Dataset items
--- BEGIN ---
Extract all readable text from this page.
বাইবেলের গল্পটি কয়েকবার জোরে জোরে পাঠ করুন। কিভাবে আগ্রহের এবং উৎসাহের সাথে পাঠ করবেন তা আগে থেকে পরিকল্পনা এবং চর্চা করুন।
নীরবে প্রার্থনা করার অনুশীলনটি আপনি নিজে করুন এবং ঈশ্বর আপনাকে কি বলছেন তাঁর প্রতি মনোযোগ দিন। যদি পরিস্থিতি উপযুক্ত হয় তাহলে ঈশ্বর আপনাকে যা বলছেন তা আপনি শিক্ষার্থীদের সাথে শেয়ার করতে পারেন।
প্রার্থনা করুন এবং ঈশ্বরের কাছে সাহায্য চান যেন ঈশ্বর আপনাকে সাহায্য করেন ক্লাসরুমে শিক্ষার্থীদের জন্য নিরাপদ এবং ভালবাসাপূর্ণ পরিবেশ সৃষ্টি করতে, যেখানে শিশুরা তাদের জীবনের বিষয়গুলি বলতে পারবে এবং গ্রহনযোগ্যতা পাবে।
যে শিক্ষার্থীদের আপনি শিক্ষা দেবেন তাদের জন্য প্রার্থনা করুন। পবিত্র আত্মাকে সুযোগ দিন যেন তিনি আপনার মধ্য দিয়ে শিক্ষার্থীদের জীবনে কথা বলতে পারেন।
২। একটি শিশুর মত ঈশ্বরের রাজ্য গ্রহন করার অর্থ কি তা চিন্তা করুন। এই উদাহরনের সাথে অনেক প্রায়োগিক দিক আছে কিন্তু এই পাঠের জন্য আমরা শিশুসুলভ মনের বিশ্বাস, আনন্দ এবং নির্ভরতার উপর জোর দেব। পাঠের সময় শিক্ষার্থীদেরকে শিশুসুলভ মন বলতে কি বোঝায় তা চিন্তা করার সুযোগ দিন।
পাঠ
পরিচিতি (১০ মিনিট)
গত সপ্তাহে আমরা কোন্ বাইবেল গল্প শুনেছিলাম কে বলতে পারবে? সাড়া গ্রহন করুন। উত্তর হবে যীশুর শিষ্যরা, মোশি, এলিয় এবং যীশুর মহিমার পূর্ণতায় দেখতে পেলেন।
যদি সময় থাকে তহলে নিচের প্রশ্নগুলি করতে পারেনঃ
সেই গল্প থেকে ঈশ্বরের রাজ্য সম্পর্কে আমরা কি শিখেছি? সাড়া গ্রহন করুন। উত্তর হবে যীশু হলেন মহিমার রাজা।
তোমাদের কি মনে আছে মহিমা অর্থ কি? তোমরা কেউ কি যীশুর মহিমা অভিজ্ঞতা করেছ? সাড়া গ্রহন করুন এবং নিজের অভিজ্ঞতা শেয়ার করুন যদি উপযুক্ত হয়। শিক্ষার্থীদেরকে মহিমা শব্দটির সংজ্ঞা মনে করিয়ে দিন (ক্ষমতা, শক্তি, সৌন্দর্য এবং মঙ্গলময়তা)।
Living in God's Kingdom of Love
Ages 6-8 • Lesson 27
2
--- END ---
**Exercise requirements:** Write down all the entries again without a single difference.

**Result:**
Extract all readable text from this page.
বাইবেলের গল্পটি কয়েকবার জোরে জোরে পাঠ করুন। কিভাবে আগ্রহের এবং উৎসাহের সাথে পাঠ করবেন তা আগে থেকে পরিকল্পনা এবং চর্চা করুন।
নীরবে প্রার্থনা করার অনুশীলনটি আপনি নিজে করুন এবং ঈশ্বর আপনাকে কি বলছেন তাঁর প্রতি মনোযোগ দিন। যদি পরিস্থিতি উপযুক্ত হয় তাহলে ঈশ্বর আপনাকে যা বলছেন তা আপনি শিক্ষার্থীদের সাথে শেয়ার করতে পারেন।
প্রার্থনা করুন এবং ঈশ্বরের কাছে সাহায্য চান যেন ঈশ্বর আপনাকে সাহায্য করেন ক্লাসরুমে শিক্ষার্থীদের জন্য নিরাপদ এবং ভালবাসাপূর্ণ পরিবেশ সৃষ্টি করতে, যেখানে শিশুরা তাদের জীবনের বিষয়গুলি বলতে পারবে এবং গ্রহনযোগ্যতা পাবে।
যে শিক্ষার্থীদের আপনি শিক্ষা দেবেন তাদের জন্য প্রার্থনা করুন। পবিত্র আত্মাকে সুযোগ দিন যেন তিনি আপনার মধ্য দিয়ে শিক্ষার্থীদের জীবনে কথা বলতে পারেন।
২। একটি শিশুর মত ঈশ্বরের রাজ্য গ্রহন করার অর্থ কি তা চিন্তা করুন। এই উদাহরনের সাথে অনেক প্রায়োগিক দিক আছে কিন্তু এই পাঠের জন্য আমরা শিশুসুলভ মনের বিশ্বাস, আনন্দ এবং নির্ভরতার উপর জোর দেব। পাঠের সময় শিক্ষার্থীদেরকে শিশুসুলভ মন বলতে কি বোঝায় তা চিন্তা করার সুযোগ দিন।
পাঠ
পরিচিতি (১০ মিনিট)
গত সপ্তাহে আমরা কোন্ বাইবেল গল্প শুনেছিলাম কে বলতে পারবে? সাড়া গ্রহন করুন। উত্তর হবে যীশুর শিষ্যরা, মোশি, এলিয় এবং যীশুর মহিমার পূর্ণতায় দেখতে পেলেন।
যদি সময় থাকে তহলে নিচের প্রশ্নগুলি করতে পারেনঃ
সেই গল্প থেকে ঈশ্বরের রাজ্য সম্পর্কে আমরা কি শিখেছি? সাড়া গ্রহন করুন। উত্তর হবে যীশু হলেন মহিমার রাজা।
তোমাদের কি মনে আছে মহিমা অর্থ কি? তোমরা কেউ কি যীশুর মহিমা অভিজ্ঞতা করেছ? সাড়া গ্রহন করুন এবং নিজের অভিজ্ঞতা শেয়ার করুন যদি উপযুক্ত হয়। শিক্ষার্থীদেরকে মহিমা শব্দটির সংজ্ঞা মনে করিয়ে দিন (ক্ষমতা, শক্তি, সৌন্দর্য এবং মঙ্গলময়তা)।
Living in God's Kingdom of Love
Ages 6-8 • Lesson 27
2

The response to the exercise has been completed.